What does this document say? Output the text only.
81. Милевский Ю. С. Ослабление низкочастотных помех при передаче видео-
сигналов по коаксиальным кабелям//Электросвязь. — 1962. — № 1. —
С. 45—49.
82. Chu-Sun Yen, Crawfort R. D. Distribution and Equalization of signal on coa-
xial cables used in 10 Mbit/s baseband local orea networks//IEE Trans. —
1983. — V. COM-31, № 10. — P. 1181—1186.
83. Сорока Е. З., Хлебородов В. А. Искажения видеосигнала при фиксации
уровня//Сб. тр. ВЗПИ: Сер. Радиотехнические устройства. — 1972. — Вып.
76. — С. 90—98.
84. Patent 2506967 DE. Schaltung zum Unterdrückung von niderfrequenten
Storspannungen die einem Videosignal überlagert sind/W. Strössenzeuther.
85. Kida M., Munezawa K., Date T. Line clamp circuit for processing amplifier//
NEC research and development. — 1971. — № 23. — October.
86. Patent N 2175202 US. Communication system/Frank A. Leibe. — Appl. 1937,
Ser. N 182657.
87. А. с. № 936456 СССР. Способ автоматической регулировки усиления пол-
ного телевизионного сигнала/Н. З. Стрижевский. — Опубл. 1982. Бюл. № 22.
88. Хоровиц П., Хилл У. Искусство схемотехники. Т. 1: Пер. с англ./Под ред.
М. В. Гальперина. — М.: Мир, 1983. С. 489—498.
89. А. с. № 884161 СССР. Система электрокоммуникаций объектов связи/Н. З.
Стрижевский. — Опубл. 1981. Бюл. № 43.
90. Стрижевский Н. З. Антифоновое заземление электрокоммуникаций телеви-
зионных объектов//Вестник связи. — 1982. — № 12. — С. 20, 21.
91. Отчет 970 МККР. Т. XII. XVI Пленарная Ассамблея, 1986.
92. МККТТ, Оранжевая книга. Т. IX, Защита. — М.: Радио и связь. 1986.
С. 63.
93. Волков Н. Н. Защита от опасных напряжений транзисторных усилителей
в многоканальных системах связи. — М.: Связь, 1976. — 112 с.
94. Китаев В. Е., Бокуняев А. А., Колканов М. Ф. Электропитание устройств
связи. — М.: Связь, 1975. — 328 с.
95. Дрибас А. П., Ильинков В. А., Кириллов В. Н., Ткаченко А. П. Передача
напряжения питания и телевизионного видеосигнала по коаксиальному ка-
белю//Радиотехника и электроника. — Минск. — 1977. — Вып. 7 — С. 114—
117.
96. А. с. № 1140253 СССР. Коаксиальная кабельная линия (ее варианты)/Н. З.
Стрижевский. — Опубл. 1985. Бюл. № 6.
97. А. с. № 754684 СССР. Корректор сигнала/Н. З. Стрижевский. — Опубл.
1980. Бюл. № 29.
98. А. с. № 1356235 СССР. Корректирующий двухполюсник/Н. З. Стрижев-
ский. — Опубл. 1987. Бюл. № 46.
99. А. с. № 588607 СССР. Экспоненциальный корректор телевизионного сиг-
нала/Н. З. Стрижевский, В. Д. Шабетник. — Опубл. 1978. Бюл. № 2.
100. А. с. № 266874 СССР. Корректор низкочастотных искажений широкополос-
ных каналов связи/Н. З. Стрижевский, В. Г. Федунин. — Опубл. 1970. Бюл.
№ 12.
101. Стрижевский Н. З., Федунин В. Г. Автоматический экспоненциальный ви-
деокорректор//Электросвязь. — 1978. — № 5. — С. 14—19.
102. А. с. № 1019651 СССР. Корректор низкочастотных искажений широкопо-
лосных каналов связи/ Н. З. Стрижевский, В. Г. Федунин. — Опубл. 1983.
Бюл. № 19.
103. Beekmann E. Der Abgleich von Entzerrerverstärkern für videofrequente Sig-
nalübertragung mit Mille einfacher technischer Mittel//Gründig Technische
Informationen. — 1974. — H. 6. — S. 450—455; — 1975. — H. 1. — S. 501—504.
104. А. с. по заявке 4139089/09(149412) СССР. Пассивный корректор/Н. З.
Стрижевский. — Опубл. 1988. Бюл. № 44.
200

——

» WORK INSTRUCTIONS: Go through the records above and set each one down exactly, please.

» FULL SOLUTION:
What does this document say? Output the text only.
81. Милевский Ю. С. Ослабление низкочастотных помех при передаче видео-
сигналов по коаксиальным кабелям//Электросвязь. — 1962. — № 1. —
С. 45—49.
82. Chu-Sun Yen, Crawfort R. D. Distribution and Equalization of signal on coa-
xial cables used in 10 Mbit/s baseband local orea networks//IEE Trans. —
1983. — V. COM-31, № 10. — P. 1181—1186.
83. Сорока Е. З., Хлебородов В. А. Искажения видеосигнала при фиксации
уровня//Сб. тр. ВЗПИ: Сер. Радиотехнические устройства. — 1972. — Вып.
76. — С. 90—98.
84. Patent 2506967 DE. Schaltung zum Unterdrückung von niderfrequenten
Storspannungen die einem Videosignal überlagert sind/W. Strössenzeuther.
85. Kida M., Munezawa K., Date T. Line clamp circuit for processing amplifier//
NEC research and development. — 1971. — № 23. — October.
86. Patent N 2175202 US. Communication system/Frank A. Leibe. — Appl. 1937,
Ser. N 182657.
87. А. с. № 936456 СССР. Способ автоматической регулировки усиления пол-
ного телевизионного сигнала/Н. З. Стрижевский. — Опубл. 1982. Бюл. № 22.
88. Хоровиц П., Хилл У. Искусство схемотехники. Т. 1: Пер. с англ./Под ред.
М. В. Гальперина. — М.: Мир, 1983. С. 489—498.
89. А. с. № 884161 СССР. Система электрокоммуникаций объектов связи/Н. З.
Стрижевский. — Опубл. 1981. Бюл. № 43.
90. Стрижевский Н. З. Антифоновое заземление электрокоммуникаций телеви-
зионных объектов//Вестник связи. — 1982. — № 12. — С. 20, 21.
91. Отчет 970 МККР. Т. XII. XVI Пленарная Ассамблея, 1986.
92. МККТТ, Оранжевая книга. Т. IX, Защита. — М.: Радио и связь. 1986.
С. 63.
93. Волков Н. Н. Защита от опасных напряжений транзисторных усилителей
в многоканальных системах связи. — М.: Связь, 1976. — 112 с.
94. Китаев В. Е., Бокуняев А. А., Колканов М. Ф. Электропитание устройств
связи. — М.: Связь, 1975. — 328 с.
95. Дрибас А. П., Ильинков В. А., Кириллов В. Н., Ткаченко А. П. Передача
напряжения питания и телевизионного видеосигнала по коаксиальному ка-
белю//Радиотехника и электроника. — Минск. — 1977. — Вып. 7 — С. 114—
117.
96. А. с. № 1140253 СССР. Коаксиальная кабельная линия (ее варианты)/Н. З.
Стрижевский. — Опубл. 1985. Бюл. № 6.
97. А. с. № 754684 СССР. Корректор сигнала/Н. З. Стрижевский. — Опубл.
1980. Бюл. № 29.
98. А. с. № 1356235 СССР. Корректирующий двухполюсник/Н. З. Стрижев-
ский. — Опубл. 1987. Бюл. № 46.
99. А. с. № 588607 СССР. Экспоненциальный корректор телевизионного сиг-
нала/Н. З. Стрижевский, В. Д. Шабетник. — Опубл. 1978. Бюл. № 2.
100. А. с. № 266874 СССР. Корректор низкочастотных искажений широкополос-
ных каналов связи/Н. З. Стрижевский, В. Г. Федунин. — Опубл. 1970. Бюл.
№ 12.
101. Стрижевский Н. З., Федунин В. Г. Автоматический экспоненциальный ви-
деокорректор//Электросвязь. — 1978. — № 5. — С. 14—19.
102. А. с. № 1019651 СССР. Корректор низкочастотных искажений широкопо-
лосных каналов связи/ Н. З. Стрижевский, В. Г. Федунин. — Опубл. 1983.
Бюл. № 19.
103. Beekmann E. Der Abgleich von Entzerrerverstärkern für videofrequente Sig-
nalübertragung mit Mille einfacher technischer Mittel//Gründig Technische
Informationen. — 1974. — H. 6. — S. 450—455; — 1975. — H. 1. — S. 501—504.
104. А. с. по заявке 4139089/09(149412) СССР. Пассивный корректор/Н. З.
Стрижевский. — Опубл. 1988. Бюл. № 44.
200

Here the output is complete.